Selected extract:
During the pandemic, an increase in screen time and sedentary behavior as well as a decrease in physical activity in children has been observed in previous analyses [28,29,30,31]. Of note, screen time before the pandemic negatively correlated with physical activity during phases of social isolation in German youth [32]. Sedentary behavior may negatively influence metabolic control in youth with T1D [33]. Moreover, disordered eating behavior of youth with T1D increased during the pandemic [34]. A decrease in physical activity and altered nutrition possibly caused the observed weight gain in our cohort. Diabetes care teams should encourage patients to stay physically active and should counsel them regarding their eating behavior and their screen time habits. This may—however—not be sufficient to counteract the increase in sedentary behavior; more systematic programs fostering physical activity in children’s and adolescents’ daily life may be necessary [35,36,37,38]. In this study, we compared BMI during the pandemic with the year 2019, and therefore, longer-term pre-pandemic trends in weight gain cannot be excluded.

Apparently, patients and their families were well able to maintain stable glycemic control during the pandemic. Besides clinical face-to-face visits, telemedicine contacts and the possibility of remote assistance by diabetes care teams may also have contributed to stability of metabolic control. The increase in CGM usage during the pandemic may have been an important precondition for the observed stability of glycemic control in phases of social isolation with reduced clinic visits [16, 39, 40].

Recorded information:
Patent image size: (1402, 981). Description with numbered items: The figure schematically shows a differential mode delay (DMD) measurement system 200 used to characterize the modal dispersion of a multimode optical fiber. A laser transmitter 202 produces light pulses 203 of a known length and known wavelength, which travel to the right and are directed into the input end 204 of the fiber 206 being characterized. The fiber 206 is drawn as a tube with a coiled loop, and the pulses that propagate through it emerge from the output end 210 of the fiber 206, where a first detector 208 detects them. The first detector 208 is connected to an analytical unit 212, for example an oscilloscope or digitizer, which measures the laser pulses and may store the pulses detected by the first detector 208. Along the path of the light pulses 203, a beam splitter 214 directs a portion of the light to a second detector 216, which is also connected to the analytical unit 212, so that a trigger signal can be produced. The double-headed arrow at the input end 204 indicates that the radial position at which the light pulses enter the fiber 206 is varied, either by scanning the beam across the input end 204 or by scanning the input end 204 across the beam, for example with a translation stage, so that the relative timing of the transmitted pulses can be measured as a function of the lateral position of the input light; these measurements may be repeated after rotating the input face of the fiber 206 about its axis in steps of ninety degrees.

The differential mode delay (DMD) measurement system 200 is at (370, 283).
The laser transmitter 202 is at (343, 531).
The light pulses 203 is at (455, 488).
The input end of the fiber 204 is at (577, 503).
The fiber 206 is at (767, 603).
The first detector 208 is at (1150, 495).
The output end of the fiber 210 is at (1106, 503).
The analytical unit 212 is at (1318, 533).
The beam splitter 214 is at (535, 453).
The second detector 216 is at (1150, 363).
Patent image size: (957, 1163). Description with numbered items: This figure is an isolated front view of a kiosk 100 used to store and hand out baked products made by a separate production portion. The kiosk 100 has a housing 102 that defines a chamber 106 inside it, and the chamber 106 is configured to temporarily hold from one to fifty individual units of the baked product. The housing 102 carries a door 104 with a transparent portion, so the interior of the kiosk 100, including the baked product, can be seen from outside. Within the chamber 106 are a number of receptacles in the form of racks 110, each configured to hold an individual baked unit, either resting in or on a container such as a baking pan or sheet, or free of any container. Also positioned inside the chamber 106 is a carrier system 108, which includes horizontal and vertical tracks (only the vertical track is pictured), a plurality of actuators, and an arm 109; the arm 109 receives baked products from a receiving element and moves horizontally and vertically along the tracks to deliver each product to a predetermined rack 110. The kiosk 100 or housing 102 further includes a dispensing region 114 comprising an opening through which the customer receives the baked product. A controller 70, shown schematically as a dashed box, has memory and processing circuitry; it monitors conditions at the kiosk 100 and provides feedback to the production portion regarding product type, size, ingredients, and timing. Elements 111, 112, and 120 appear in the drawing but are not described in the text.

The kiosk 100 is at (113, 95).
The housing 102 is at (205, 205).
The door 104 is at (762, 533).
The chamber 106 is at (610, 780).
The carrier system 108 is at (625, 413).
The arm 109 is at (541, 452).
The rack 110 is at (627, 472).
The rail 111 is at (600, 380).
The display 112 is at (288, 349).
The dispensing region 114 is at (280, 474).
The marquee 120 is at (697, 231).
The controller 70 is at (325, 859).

Assigned task:
Extend the passage on youth with type 1 diabetes during the pandemic, picking up after its final sentence. The listing comes from a different source than the passage on youth with type 1 diabetes during the pandemic.

Answer for this exercise:
During the pandemic, telemedicine usage for routine diabetes care rapidly increased in different countries [40], which may have caused difficulties in obtaining optimal care for some patients. Besides limited availability of electronic devices, a language barrier may pose an obstacle for remote visits, as observed in Spanish-speaking families in the USA [13, 14]. This was—however—not observed in our cohort, where patients with a migratory background had a slightly higher number of visits before and throughout the pandemic. Apparently, patients with a migratory background and diabetes care teams rapidly adapted to phases of social isolation. It has been observed before that patients with language barriers rapidly adapted to telemedicine visits once they had experience with video consultations [13]. To guarantee optimal care during phases of social isolation, patients for whom a very low number of visits are recognized should be convinced to visit their diabetes care team in future lockdown situations.

Our study has several limitations. Certainly, there is a pre-selection of patients who visited diabetes teams in the time of very strict contact restrictions. Especially patients who lost contact with their diabetes teams may have had worse glycemic control than those who remained in regular care. However, demographic data did not differ relevantly between patients seen in the various time segments, and the proportion of documented and expected patients in the DPV registry in the years 2019, 2020, and 2021 was similar. We included HbA1c estimates based on TiR measurements to reduce a potential bias by excluding patients with telemedicine contacts only.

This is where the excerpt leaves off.